Extracted entries —
--
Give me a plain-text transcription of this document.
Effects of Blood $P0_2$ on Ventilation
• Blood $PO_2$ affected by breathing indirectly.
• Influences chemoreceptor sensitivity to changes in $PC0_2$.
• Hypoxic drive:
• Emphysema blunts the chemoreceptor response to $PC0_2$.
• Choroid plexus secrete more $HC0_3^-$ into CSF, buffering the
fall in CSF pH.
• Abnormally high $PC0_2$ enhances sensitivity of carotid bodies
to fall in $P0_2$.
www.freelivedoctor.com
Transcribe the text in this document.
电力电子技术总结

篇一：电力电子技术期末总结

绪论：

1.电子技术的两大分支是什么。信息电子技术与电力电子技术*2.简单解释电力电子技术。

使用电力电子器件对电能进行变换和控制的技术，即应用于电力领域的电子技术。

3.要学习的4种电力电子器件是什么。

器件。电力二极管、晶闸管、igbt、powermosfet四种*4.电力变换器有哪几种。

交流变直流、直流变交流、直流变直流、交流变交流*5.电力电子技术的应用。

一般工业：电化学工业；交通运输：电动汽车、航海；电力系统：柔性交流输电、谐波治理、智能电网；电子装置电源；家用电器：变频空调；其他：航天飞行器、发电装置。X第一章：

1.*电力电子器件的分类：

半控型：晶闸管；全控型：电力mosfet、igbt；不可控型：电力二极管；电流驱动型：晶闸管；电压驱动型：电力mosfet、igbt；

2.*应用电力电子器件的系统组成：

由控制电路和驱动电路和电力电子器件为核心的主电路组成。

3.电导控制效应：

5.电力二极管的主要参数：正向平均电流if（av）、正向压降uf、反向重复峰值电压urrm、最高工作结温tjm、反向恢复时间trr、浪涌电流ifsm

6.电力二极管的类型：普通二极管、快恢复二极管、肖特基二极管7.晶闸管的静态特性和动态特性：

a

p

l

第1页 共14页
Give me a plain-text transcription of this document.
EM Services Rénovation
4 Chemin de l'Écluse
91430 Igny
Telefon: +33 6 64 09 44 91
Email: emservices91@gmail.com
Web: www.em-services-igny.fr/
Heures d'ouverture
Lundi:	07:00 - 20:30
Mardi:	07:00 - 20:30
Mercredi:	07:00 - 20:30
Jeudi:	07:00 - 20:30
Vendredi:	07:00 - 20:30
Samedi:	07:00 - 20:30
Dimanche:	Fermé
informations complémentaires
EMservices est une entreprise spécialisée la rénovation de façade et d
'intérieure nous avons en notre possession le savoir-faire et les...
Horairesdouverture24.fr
--
Prompt — How many lines of these entries contain the string "igbt"? Reply with the number alone.

Exercise response — 2